> _PROBLEM STATEMENT_
Of the lines in this material, how many contain "name"? Answer with a single number only.

> _TASK INPUTS_
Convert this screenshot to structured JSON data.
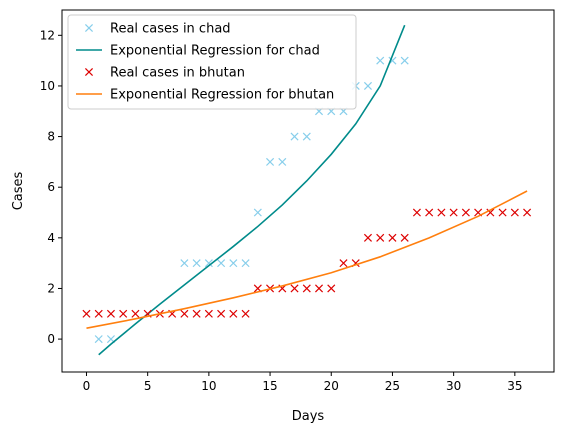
{
  "chart_data": {
    "type": "scatter",
    "xlabel": "Days",
    "ylabel": "Cases",
    "xlim": [
      -2,
      38.2
    ],
    "ylim": [
      -1.3,
      13.0
    ],
    "xticks": [
      0,
      5,
      10,
      15,
      20,
      25,
      30,
      35
    ],
    "yticks": [
      0,
      2,
      4,
      6,
      8,
      10,
      12
    ],
    "grid": false,
    "legend_position": "top-left",
    "series": [
      {
        "name": "Real cases in chad",
        "kind": "scatter",
        "marker": "x",
        "color": "#87ceeb",
        "x": [
          1,
          2,
          8,
          9,
          10,
          11,
          12,
          13,
          14,
          15,
          16,
          17,
          18,
          19,
          20,
          21,
          22,
          23,
          24,
          25,
          26
        ],
        "y": [
          0,
          0,
          3,
          3,
          3,
          3,
          3,
          3,
          5,
          7,
          7,
          8,
          8,
          9,
          9,
          9,
          10,
          10,
          11,
          11,
          11
        ]
      },
      {
        "name": "Exponential Regression for chad",
        "kind": "line",
        "color": "#008b8b",
        "x": [
          1,
          2,
          4,
          6,
          8,
          10,
          12,
          14,
          16,
          18,
          20,
          22,
          24,
          26
        ],
        "y": [
          -0.62,
          -0.2,
          0.6,
          1.38,
          2.14,
          2.9,
          3.66,
          4.45,
          5.3,
          6.25,
          7.3,
          8.5,
          10.0,
          12.4
        ]
      },
      {
        "name": "Real cases in bhutan",
        "kind": "scatter",
        "marker": "x",
        "color": "#dd0000",
        "x": [
          0,
          1,
          2,
          3,
          4,
          5,
          6,
          7,
          8,
          9,
          10,
          11,
          12,
          13,
          14,
          15,
          16,
          17,
          18,
          19,
          20,
          21,
          22,
          23,
          24,
          25,
          26,
          27,
          28,
          29,
          30,
          31,
          32,
          33,
          34,
          35,
          36
        ],
        "y": [
          1,
          1,
          1,
          1,
          1,
          1,
          1,
          1,
          1,
          1,
          1,
          1,
          1,
          1,
          2,
          2,
          2,
          2,
          2,
          2,
          2,
          3,
          3,
          4,
          4,
          4,
          4,
          5,
          5,
          5,
          5,
          5,
          5,
          5,
          5,
          5,
          5
        ]
      },
      {
        "name": "Exponential Regression for bhutan",
        "kind": "line",
        "color": "#ff7f0e",
        "x": [
          0,
          4,
          8,
          12,
          16,
          20,
          24,
          28,
          32,
          36
        ],
        "y": [
          0.43,
          0.8,
          1.2,
          1.63,
          2.1,
          2.62,
          3.25,
          4.0,
          4.85,
          5.85
        ]
      }
    ]
  }
}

> _WRITTEN RESPONSE_
4